Given task: In the entries below, find the lines with the word "JSON" and copy them.
* * * *
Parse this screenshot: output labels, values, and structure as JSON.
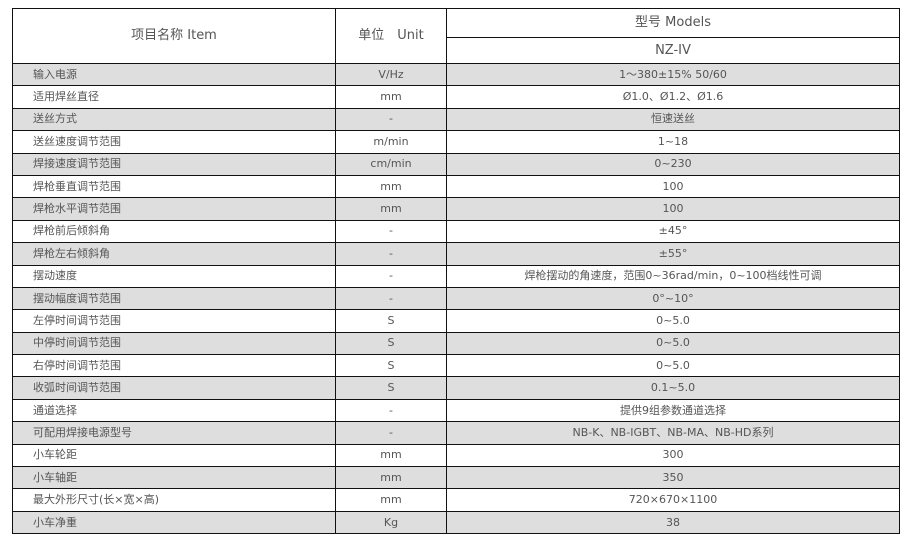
{
  "header": {
    "item": "项目名称 Item",
    "unit": "单位　Unit",
    "models": "型号 Models",
    "model": "NZ-IV"
  },
  "colors": {
    "stripe": "#dedede",
    "border": "#111111",
    "text": "#555555"
  },
  "rows": [
    {
      "name": "输入电源",
      "unit": "V/Hz",
      "value": "1～380±15%  50/60"
    },
    {
      "name": "适用焊丝直径",
      "unit": "mm",
      "value": "Ø1.0、Ø1.2、Ø1.6"
    },
    {
      "name": "送丝方式",
      "unit": "-",
      "value": "恒速送丝"
    },
    {
      "name": "送丝速度调节范围",
      "unit": "m/min",
      "value": "1~18"
    },
    {
      "name": "焊接速度调节范围",
      "unit": "cm/min",
      "value": "0~230"
    },
    {
      "name": "焊枪垂直调节范围",
      "unit": "mm",
      "value": "100"
    },
    {
      "name": "焊枪水平调节范围",
      "unit": "mm",
      "value": "100"
    },
    {
      "name": "焊枪前后倾斜角",
      "unit": "-",
      "value": "±45°"
    },
    {
      "name": "焊枪左右倾斜角",
      "unit": "-",
      "value": "±55°"
    },
    {
      "name": "摆动速度",
      "unit": "-",
      "value": "焊枪摆动的角速度，范围0~36rad/min，0~100档线性可调"
    },
    {
      "name": "摆动幅度调节范围",
      "unit": "-",
      "value": "0°~10°"
    },
    {
      "name": "左停时间调节范围",
      "unit": "S",
      "value": "0~5.0"
    },
    {
      "name": "中停时间调节范围",
      "unit": "S",
      "value": "0~5.0"
    },
    {
      "name": "右停时间调节范围",
      "unit": "S",
      "value": "0~5.0"
    },
    {
      "name": "收弧时间调节范围",
      "unit": "S",
      "value": "0.1~5.0"
    },
    {
      "name": "通道选择",
      "unit": "-",
      "value": "提供9组参数通道选择"
    },
    {
      "name": "可配用焊接电源型号",
      "unit": "-",
      "value": "NB-K、NB-IGBT、NB-MA、NB-HD系列"
    },
    {
      "name": "小车轮距",
      "unit": "mm",
      "value": "300"
    },
    {
      "name": "小车轴距",
      "unit": "mm",
      "value": "350"
    },
    {
      "name": "最大外形尺寸(长×宽×高)",
      "unit": "mm",
      "value": "720×670×1100"
    },
    {
      "name": "小车净重",
      "unit": "Kg",
      "value": "38"
    }
  ]
}
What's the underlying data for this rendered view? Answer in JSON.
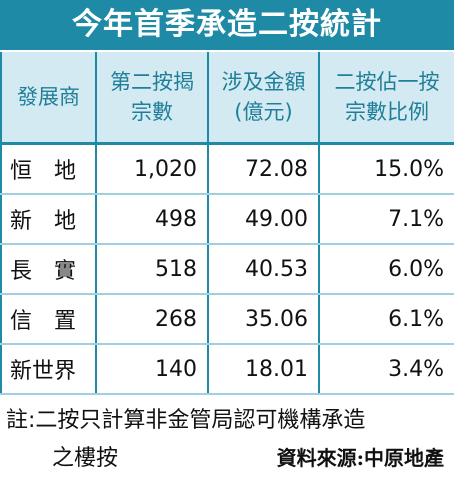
{
  "header": {
    "title": "今年首季承造二按統計"
  },
  "table": {
    "columns": [
      [
        "發展商"
      ],
      [
        "第二按揭",
        "宗數"
      ],
      [
        "涉及金額",
        "(億元)"
      ],
      [
        "二按佔一按",
        "宗數比例"
      ]
    ],
    "rows": [
      [
        "恒　地",
        "1,020",
        "72.08",
        "15.0%"
      ],
      [
        "新　地",
        "498",
        "49.00",
        "7.1%"
      ],
      [
        "長　實",
        "518",
        "40.53",
        "6.0%"
      ],
      [
        "信　置",
        "268",
        "35.06",
        "6.1%"
      ],
      [
        "新世界",
        "140",
        "18.01",
        "3.4%"
      ]
    ]
  },
  "footer": {
    "note_line1": "註:二按只計算非金管局認可機構承造",
    "note_line2": "之樓按",
    "source": "資料來源:中原地產"
  }
}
* * * *
Written response:
Parse this screenshot: output labels, values, and structure as JSON.
What's the underlying data for this rendered view? Answer in JSON.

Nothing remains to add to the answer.